**Request**
Quote the part of the entries below that opens with the line containing "svg-text:Cầu Gò Chai: Cầu Gò Chai bbox=[362, 1137, 461, 1157]" and closes with the line containing "532, 951, 552]", including both of those lines, reproducing each line character for character.

Source data:
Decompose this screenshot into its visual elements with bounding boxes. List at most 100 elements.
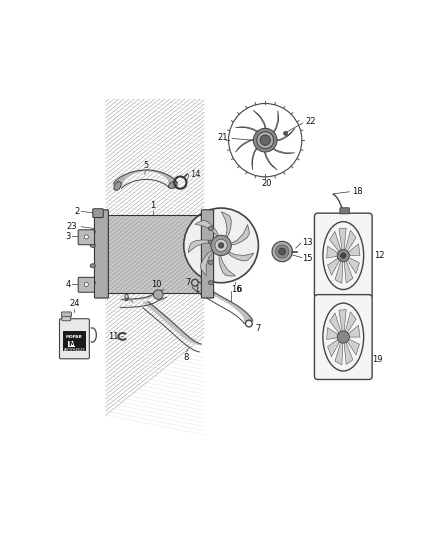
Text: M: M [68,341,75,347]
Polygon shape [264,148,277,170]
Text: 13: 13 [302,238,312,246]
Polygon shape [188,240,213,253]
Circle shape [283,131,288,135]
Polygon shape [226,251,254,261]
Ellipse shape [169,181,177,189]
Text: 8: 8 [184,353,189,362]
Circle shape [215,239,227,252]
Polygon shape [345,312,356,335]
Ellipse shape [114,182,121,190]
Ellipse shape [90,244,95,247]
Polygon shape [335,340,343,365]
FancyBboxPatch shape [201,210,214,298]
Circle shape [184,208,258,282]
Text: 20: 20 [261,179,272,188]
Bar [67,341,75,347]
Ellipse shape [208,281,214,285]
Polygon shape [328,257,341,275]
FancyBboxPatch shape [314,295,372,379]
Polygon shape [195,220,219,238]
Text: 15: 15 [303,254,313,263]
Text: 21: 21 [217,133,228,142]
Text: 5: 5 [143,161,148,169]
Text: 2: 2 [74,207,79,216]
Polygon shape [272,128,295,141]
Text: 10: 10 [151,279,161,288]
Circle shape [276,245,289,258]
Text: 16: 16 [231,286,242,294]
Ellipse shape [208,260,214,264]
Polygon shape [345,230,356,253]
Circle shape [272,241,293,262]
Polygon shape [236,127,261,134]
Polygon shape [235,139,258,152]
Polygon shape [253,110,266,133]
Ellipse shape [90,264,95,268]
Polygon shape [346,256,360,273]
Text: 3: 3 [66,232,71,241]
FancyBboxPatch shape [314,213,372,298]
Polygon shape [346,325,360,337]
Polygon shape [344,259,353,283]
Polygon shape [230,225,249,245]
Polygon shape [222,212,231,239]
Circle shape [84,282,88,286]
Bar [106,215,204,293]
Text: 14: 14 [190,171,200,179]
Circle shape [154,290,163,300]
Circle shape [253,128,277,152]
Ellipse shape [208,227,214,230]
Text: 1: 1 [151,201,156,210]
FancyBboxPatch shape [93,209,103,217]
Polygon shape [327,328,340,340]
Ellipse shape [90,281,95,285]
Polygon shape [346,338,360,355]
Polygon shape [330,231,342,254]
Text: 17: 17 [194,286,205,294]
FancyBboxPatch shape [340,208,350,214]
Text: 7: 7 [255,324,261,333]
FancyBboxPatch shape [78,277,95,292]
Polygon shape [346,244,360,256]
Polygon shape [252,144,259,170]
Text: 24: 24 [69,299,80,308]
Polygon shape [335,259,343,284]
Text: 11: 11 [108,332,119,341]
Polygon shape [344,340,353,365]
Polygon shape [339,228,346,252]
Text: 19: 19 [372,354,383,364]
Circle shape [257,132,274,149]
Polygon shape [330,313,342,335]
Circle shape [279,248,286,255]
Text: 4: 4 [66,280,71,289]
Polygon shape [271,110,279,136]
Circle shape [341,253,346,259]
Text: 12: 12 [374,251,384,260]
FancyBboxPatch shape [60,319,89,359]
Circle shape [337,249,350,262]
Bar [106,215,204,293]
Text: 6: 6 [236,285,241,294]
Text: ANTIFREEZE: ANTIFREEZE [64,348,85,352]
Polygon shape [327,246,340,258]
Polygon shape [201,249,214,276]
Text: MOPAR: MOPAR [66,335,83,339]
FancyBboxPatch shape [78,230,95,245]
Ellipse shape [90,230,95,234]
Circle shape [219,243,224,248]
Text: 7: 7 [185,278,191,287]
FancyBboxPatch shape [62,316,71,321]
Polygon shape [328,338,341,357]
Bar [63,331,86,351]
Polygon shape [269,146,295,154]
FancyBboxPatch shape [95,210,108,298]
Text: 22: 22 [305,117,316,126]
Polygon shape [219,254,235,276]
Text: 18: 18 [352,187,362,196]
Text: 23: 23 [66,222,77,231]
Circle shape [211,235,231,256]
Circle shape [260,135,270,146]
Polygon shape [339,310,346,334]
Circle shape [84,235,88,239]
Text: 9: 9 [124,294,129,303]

--

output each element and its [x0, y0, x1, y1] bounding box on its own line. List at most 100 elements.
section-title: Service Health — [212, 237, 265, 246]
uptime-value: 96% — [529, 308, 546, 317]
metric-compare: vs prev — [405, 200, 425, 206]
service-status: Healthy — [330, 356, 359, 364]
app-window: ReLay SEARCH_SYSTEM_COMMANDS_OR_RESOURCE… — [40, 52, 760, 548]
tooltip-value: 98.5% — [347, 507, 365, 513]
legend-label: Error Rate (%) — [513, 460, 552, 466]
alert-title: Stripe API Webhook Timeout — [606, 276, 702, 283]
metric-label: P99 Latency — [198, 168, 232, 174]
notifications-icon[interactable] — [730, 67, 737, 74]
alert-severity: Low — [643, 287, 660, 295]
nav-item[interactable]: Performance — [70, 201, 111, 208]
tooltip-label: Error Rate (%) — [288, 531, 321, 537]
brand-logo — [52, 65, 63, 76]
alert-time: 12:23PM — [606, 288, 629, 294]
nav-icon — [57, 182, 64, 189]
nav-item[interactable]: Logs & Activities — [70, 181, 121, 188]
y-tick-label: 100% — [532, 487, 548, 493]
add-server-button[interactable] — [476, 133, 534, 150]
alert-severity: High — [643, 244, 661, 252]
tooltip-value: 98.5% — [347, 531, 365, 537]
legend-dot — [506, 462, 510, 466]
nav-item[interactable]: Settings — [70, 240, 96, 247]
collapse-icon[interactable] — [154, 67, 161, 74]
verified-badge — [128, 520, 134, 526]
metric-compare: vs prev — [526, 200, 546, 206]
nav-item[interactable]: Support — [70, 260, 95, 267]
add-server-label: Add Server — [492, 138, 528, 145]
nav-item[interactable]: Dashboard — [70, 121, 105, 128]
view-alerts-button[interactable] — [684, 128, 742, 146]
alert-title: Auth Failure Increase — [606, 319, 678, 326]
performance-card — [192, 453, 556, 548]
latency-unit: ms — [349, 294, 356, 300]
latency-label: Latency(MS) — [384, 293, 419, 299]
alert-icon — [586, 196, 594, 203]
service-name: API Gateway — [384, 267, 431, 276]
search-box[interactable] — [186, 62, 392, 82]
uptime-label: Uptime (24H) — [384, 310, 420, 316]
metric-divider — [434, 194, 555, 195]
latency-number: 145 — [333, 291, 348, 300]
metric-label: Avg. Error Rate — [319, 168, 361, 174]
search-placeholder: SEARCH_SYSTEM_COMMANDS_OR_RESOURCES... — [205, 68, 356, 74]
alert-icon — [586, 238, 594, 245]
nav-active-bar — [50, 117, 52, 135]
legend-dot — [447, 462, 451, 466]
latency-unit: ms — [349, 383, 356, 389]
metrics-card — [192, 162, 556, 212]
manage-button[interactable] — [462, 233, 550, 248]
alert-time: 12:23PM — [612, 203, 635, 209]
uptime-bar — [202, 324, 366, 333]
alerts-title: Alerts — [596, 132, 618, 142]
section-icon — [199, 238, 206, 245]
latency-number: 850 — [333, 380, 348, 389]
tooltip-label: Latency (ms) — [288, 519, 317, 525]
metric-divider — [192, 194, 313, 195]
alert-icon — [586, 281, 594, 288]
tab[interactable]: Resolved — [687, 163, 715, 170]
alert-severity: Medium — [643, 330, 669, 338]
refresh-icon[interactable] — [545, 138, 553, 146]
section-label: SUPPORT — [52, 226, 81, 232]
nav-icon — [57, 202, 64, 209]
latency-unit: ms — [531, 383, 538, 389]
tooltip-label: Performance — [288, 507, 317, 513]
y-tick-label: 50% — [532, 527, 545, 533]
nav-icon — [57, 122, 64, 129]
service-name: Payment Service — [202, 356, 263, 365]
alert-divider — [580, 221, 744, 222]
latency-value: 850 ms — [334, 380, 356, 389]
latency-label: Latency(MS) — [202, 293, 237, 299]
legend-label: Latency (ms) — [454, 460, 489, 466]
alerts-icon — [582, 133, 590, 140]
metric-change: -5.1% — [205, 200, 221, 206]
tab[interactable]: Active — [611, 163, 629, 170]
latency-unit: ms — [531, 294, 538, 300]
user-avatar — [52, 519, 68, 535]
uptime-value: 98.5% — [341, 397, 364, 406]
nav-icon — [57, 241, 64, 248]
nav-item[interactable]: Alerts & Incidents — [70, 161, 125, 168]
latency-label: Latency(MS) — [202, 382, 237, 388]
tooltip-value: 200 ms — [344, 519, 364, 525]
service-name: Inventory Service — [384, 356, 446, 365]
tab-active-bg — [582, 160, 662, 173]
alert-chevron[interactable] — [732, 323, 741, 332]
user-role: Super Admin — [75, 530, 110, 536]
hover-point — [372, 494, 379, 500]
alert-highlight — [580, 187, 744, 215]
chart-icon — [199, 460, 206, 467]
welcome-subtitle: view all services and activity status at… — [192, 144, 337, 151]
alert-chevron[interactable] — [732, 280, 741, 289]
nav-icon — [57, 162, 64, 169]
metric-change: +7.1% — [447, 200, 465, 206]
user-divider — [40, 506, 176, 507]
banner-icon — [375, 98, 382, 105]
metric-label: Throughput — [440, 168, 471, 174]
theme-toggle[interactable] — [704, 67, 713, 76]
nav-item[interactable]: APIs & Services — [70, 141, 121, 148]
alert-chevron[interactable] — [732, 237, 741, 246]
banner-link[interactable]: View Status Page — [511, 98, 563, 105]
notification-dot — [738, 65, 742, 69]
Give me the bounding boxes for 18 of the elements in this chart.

==

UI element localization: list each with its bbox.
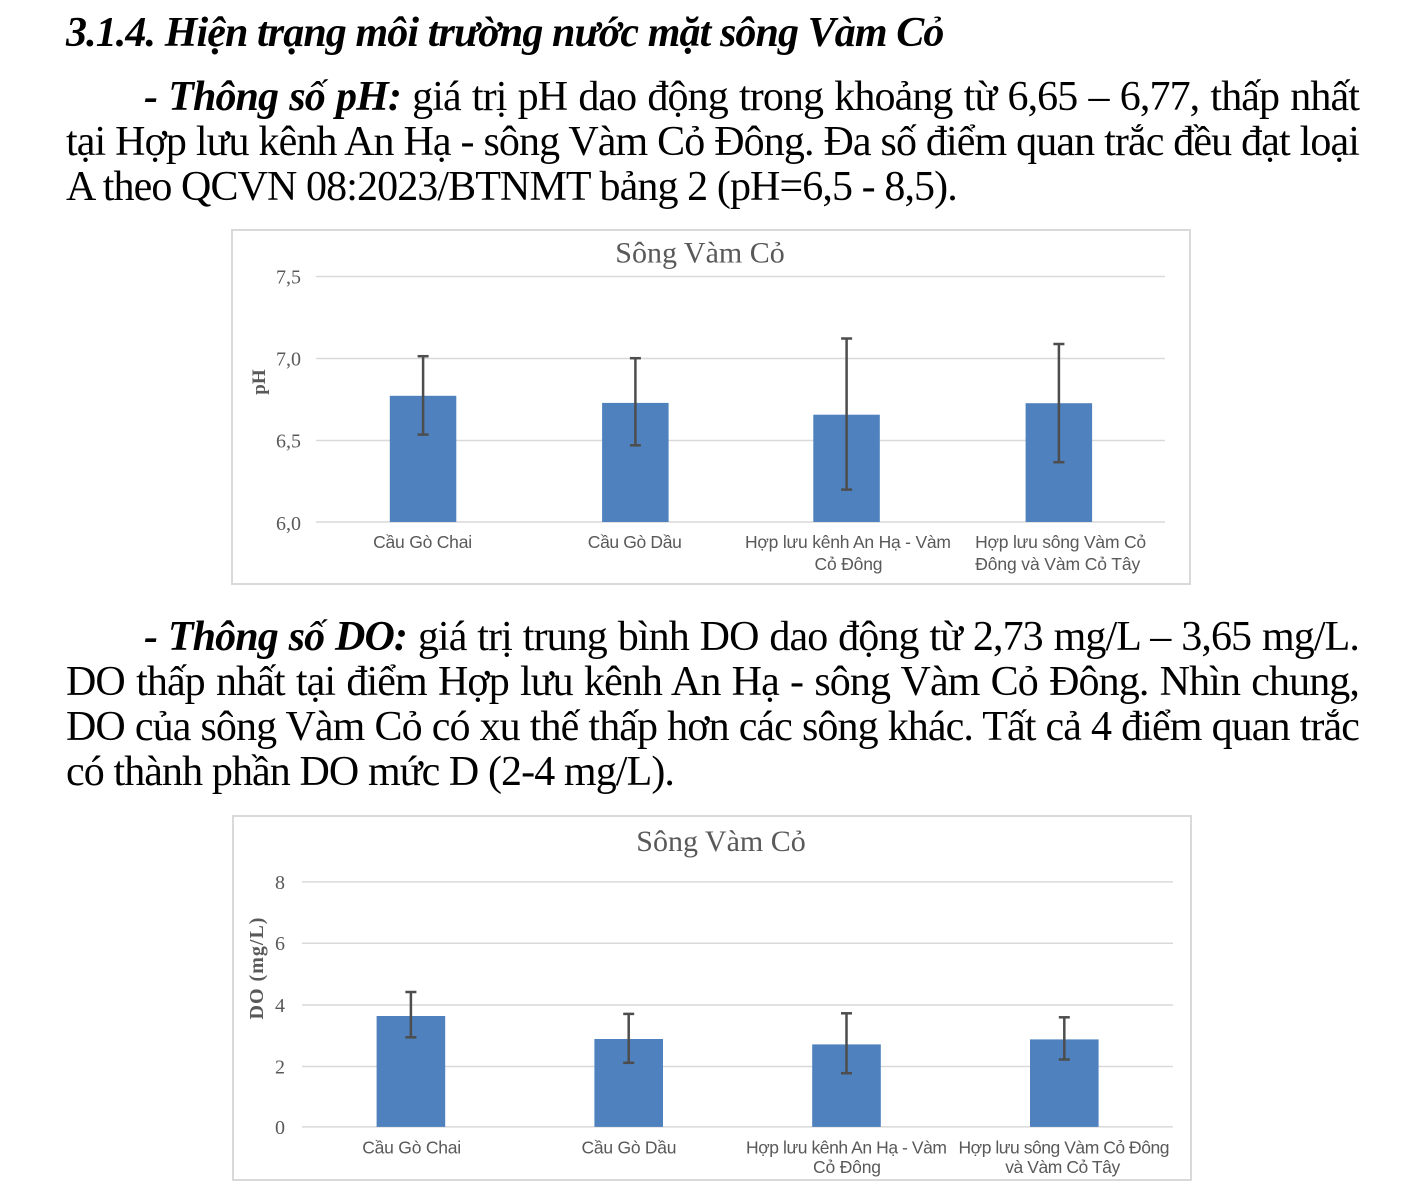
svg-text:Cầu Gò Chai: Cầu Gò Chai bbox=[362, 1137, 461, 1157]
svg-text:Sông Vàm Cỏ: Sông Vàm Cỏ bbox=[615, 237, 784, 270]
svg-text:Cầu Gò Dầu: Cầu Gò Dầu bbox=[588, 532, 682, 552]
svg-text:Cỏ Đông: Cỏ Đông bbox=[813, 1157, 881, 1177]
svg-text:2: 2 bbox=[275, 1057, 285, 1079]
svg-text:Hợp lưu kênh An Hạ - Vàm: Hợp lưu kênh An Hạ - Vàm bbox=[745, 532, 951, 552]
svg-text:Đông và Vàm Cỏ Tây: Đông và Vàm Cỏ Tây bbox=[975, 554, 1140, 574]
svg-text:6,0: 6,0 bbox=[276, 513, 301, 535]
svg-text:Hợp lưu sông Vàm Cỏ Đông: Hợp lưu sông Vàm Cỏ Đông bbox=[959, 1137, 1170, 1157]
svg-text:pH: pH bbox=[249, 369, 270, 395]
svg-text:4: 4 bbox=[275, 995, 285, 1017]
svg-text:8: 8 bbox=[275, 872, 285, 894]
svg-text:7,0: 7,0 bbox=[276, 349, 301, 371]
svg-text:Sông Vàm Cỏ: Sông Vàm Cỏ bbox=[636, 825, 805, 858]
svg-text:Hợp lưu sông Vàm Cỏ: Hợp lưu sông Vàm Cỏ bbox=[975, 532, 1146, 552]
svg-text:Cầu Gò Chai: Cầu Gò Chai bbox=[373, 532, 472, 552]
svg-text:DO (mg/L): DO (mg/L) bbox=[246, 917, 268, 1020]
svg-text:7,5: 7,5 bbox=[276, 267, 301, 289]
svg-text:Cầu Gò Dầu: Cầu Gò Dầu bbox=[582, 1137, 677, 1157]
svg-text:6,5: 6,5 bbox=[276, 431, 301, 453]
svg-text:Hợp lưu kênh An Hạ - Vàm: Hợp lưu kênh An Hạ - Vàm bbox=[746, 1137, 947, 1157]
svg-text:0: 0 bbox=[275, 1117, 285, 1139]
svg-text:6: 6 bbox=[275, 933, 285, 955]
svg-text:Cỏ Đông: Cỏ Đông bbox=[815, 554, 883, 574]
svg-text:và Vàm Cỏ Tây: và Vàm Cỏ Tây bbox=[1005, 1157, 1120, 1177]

**Exercise solution**
svg-text:Cầu Gò Chai: Cầu Gò Chai bbox=[362, 1137, 461, 1157]
svg-text:Sông Vàm Cỏ: Sông Vàm Cỏ bbox=[615, 237, 784, 270]
svg-text:Cầu Gò Dầu: Cầu Gò Dầu bbox=[588, 532, 682, 552]
svg-text:Cỏ Đông: Cỏ Đông bbox=[813, 1157, 881, 1177]
svg-text:2: 2 bbox=[275, 1057, 285, 1079]
svg-text:Hợp lưu kênh An Hạ - Vàm: Hợp lưu kênh An Hạ - Vàm bbox=[745, 532, 951, 552]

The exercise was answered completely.